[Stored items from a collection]
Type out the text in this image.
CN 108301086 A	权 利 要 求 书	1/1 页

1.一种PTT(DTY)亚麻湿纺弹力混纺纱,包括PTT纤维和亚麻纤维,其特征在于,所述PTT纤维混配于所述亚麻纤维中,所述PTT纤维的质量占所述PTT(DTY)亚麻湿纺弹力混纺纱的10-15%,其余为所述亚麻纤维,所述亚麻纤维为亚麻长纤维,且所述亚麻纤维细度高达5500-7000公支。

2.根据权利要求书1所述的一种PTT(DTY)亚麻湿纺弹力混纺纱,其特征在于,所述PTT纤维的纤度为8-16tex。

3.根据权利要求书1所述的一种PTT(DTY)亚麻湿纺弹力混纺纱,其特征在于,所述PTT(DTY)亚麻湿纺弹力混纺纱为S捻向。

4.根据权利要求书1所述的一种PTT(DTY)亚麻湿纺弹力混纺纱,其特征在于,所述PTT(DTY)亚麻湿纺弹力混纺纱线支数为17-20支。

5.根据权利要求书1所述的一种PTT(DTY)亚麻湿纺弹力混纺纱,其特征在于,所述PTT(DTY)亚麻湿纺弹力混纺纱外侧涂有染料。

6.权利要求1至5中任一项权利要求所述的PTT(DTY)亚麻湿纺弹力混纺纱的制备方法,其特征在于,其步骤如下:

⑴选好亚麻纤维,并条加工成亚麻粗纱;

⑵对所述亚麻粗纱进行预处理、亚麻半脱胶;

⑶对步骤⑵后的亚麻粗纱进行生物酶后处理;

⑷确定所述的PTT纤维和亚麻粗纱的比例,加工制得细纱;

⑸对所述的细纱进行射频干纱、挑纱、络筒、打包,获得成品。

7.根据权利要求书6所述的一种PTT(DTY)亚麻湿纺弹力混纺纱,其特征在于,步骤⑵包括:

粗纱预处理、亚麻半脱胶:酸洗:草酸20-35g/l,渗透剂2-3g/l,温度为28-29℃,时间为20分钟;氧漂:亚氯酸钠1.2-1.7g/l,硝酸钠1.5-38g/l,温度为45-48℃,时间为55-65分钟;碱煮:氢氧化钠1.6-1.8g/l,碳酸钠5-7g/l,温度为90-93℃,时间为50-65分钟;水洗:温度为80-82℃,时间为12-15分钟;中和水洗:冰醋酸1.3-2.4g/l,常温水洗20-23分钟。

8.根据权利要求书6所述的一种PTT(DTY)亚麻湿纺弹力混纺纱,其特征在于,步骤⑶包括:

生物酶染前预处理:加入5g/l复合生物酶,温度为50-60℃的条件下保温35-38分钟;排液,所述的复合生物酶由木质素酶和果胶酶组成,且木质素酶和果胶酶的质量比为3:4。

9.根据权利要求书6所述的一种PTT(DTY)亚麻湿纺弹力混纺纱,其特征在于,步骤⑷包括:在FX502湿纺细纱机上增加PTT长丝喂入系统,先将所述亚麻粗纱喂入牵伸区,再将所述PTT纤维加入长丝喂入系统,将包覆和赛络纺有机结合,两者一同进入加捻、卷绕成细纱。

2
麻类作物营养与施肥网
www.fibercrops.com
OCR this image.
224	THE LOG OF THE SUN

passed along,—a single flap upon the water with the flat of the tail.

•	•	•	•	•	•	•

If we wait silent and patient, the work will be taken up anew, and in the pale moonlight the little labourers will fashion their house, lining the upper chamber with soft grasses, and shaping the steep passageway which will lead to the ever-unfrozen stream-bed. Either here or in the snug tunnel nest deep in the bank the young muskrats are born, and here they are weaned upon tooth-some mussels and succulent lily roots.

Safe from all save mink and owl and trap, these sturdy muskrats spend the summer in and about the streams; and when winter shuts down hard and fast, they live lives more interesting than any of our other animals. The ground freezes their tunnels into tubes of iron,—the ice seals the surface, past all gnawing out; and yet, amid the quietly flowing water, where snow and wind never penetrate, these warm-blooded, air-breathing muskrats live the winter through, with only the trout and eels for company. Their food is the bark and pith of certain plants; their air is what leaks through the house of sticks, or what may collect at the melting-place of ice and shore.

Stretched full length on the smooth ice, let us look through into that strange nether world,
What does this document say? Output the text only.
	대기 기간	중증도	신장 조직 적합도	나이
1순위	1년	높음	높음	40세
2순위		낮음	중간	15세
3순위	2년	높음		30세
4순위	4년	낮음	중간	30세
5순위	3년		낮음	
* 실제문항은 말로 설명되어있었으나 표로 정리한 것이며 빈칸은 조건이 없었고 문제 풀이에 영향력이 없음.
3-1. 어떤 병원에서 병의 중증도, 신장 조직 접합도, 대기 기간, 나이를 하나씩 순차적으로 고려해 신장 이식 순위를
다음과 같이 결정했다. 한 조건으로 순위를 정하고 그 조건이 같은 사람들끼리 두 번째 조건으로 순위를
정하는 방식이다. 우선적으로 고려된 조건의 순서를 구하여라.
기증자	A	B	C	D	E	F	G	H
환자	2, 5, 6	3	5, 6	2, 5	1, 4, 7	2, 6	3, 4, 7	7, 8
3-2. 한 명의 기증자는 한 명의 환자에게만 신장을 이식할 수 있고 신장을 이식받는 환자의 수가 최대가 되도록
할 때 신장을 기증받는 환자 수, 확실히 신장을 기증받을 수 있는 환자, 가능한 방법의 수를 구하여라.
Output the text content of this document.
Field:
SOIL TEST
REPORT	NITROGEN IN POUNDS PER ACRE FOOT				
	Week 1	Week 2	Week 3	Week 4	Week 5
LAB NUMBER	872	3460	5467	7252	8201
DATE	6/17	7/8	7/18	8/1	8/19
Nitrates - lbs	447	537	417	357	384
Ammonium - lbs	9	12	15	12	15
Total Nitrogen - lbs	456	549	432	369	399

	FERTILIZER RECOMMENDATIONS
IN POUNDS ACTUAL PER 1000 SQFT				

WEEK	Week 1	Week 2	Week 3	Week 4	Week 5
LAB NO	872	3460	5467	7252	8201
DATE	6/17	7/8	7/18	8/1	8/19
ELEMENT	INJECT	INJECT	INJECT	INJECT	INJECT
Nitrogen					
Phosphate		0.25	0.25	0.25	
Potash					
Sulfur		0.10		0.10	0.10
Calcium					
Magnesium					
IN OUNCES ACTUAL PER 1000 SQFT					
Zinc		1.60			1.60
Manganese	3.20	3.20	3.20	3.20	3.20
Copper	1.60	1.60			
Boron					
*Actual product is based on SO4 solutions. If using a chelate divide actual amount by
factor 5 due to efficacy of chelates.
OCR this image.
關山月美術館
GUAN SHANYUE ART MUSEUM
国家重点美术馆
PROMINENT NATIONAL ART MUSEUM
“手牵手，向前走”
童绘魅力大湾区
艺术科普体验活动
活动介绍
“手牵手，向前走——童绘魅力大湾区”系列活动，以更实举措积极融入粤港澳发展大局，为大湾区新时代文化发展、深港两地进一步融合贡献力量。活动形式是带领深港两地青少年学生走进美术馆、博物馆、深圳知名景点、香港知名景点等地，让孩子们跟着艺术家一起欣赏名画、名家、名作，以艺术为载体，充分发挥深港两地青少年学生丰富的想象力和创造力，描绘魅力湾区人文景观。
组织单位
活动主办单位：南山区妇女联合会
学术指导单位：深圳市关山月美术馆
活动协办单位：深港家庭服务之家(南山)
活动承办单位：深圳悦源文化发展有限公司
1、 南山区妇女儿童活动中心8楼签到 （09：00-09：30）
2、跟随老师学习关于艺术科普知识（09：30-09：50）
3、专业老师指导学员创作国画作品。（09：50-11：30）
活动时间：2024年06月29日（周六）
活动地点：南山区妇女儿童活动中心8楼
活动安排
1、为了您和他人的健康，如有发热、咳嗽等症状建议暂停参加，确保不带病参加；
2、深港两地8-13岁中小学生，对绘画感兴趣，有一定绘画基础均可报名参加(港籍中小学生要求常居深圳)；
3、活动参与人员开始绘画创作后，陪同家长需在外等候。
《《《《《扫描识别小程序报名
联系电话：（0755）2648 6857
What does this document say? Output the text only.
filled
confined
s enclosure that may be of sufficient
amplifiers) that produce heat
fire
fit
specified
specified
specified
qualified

Required task - Return precisely the lines of the records, starting with the line that holds "Output the text content of this document." and ending with the last one.

Exercise output -
Output the text content of this document.
Field:
SOIL TEST
REPORT	NITROGEN IN POUNDS PER ACRE FOOT				
	Week 1	Week 2	Week 3	Week 4	Week 5
LAB NUMBER	872	3460	5467	7252	8201
DATE	6/17	7/8	7/18	8/1	8/19
Nitrates - lbs	447	537	417	357	384
Ammonium - lbs	9	12	15	12	15
Total Nitrogen - lbs	456	549	432	369	399

	FERTILIZER RECOMMENDATIONS
IN POUNDS ACTUAL PER 1000 SQFT				

WEEK	Week 1	Week 2	Week 3	Week 4	Week 5
LAB NO	872	3460	5467	7252	8201
DATE	6/17	7/8	7/18	8/1	8/19
ELEMENT	INJECT	INJECT	INJECT	INJECT	INJECT
Nitrogen					
Phosphate		0.25	0.25	0.25	
Potash					
Sulfur		0.10		0.10	0.10
Calcium					
Magnesium					
IN OUNCES ACTUAL PER 1000 SQFT					
Zinc		1.60			1.60
Manganese	3.20	3.20	3.20	3.20	3.20
Copper	1.60	1.60			
Boron					
*Actual product is based on SO4 solutions. If using a chelate divide actual amount by
factor 5 due to efficacy of chelates.
OCR this image.
關山月美術館
GUAN SHANYUE ART MUSEUM
国家重点美术馆
PROMINENT NATIONAL ART MUSEUM
“手牵手，向前走”
童绘魅力大湾区
艺术科普体验活动
活动介绍
“手牵手，向前走——童绘魅力大湾区”系列活动，以更实举措积极融入粤港澳发展大局，为大湾区新时代文化发展、深港两地进一步融合贡献力量。活动形式是带领深港两地青少年学生走进美术馆、博物馆、深圳知名景点、香港知名景点等地，让孩子们跟着艺术家一起欣赏名画、名家、名作，以艺术为载体，充分发挥深港两地青少年学生丰富的想象力和创造力，描绘魅力湾区人文景观。
组织单位
活动主办单位：南山区妇女联合会
学术指导单位：深圳市关山月美术馆
活动协办单位：深港家庭服务之家(南山)
活动承办单位：深圳悦源文化发展有限公司
1、 南山区妇女儿童活动中心8楼签到 （09：00-09：30）
2、跟随老师学习关于艺术科普知识（09：30-09：50）
3、专业老师指导学员创作国画作品。（09：50-11：30）
活动时间：2024年06月29日（周六）
活动地点：南山区妇女儿童活动中心8楼
活动安排
1、为了您和他人的健康，如有发热、咳嗽等症状建议暂停参加，确保不带病参加；
2、深港两地8-13岁中小学生，对绘画感兴趣，有一定绘画基础均可报名参加(港籍中小学生要求常居深圳)；
3、活动参与人员开始绘画创作后，陪同家长需在外等候。
《《《《《扫描识别小程序报名
联系电话：（0755）2648 6857
What does this document say? Output the text only.
filled
confined
s enclosure that may be of sufficient
amplifiers) that produce heat
fire
fit
specified
specified
specified
qualified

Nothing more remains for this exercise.